▸ Aim:
Tally every line of the listing where the string "this" is found, and state the total alone.

▸ Record list:

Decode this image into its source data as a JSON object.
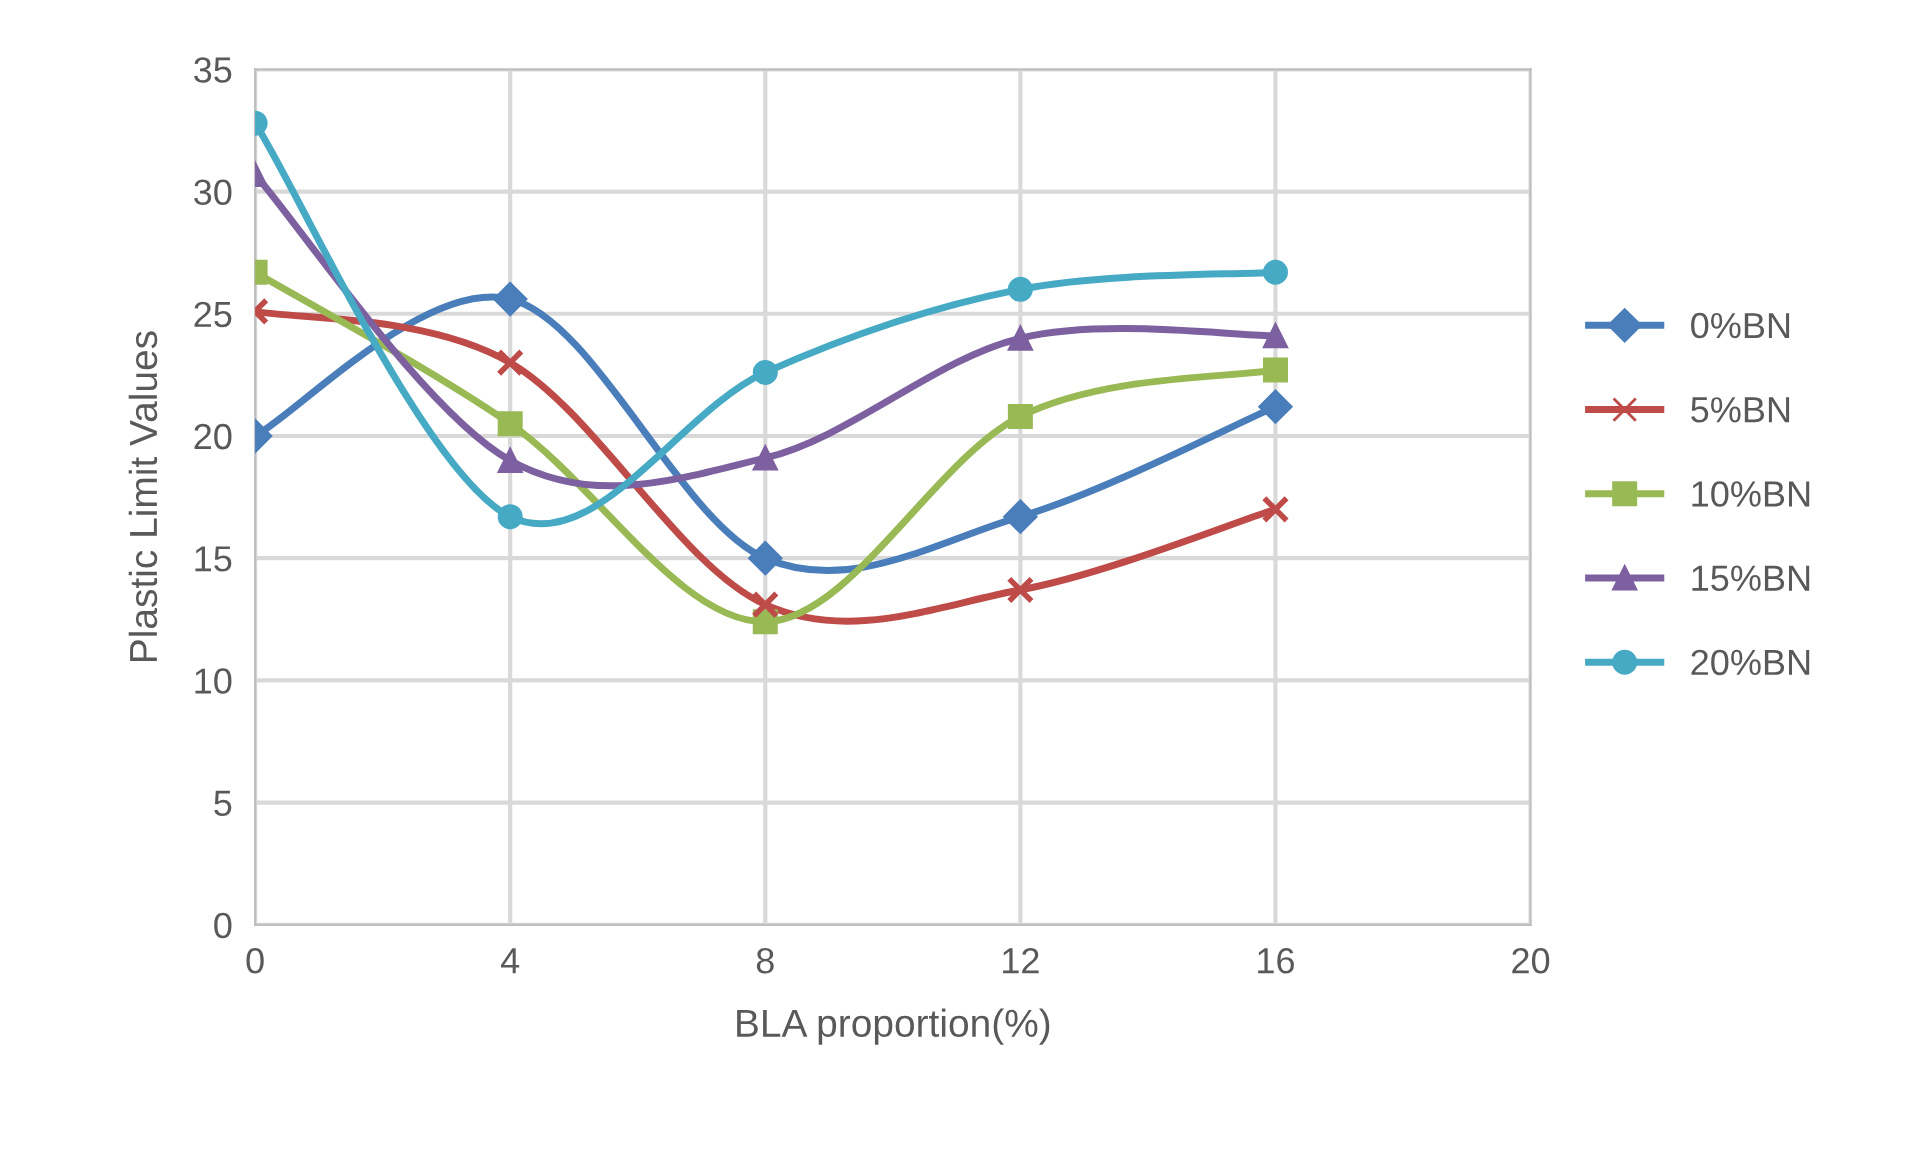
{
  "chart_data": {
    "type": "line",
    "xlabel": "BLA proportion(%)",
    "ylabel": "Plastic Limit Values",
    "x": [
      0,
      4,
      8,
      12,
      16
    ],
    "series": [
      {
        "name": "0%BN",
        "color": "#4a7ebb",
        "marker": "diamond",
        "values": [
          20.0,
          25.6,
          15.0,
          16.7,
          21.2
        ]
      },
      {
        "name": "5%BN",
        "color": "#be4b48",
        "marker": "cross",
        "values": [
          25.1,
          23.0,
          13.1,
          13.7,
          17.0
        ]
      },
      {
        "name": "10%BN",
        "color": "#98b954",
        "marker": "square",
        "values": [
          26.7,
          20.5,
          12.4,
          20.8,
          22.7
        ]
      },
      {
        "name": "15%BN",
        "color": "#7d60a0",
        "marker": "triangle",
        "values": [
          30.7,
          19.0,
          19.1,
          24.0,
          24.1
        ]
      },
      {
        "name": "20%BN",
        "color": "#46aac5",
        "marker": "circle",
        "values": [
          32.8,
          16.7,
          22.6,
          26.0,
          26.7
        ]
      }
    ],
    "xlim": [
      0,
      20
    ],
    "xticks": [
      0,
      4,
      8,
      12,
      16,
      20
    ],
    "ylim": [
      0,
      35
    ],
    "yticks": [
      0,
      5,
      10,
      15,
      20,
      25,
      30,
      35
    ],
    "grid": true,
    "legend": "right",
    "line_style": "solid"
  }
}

--

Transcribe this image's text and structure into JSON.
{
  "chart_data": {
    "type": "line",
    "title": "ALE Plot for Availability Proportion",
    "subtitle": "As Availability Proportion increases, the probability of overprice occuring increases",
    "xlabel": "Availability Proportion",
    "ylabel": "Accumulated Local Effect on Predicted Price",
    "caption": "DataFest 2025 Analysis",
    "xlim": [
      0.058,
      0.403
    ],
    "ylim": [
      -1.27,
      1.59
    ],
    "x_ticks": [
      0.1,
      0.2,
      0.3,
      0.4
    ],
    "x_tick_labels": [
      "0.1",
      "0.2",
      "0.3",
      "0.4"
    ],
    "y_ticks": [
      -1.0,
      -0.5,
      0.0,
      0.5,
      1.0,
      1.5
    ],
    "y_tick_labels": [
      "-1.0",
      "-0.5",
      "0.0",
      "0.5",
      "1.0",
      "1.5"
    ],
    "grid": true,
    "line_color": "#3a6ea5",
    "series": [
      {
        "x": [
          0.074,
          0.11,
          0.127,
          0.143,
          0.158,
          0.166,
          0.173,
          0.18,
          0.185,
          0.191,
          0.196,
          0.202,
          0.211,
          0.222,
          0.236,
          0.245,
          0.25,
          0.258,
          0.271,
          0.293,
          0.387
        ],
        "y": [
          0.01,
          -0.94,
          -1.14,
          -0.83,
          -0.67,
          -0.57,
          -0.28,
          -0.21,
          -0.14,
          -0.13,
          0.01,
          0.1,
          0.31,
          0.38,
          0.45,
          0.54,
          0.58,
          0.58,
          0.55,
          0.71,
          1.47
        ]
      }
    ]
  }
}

▸ Final answer:
2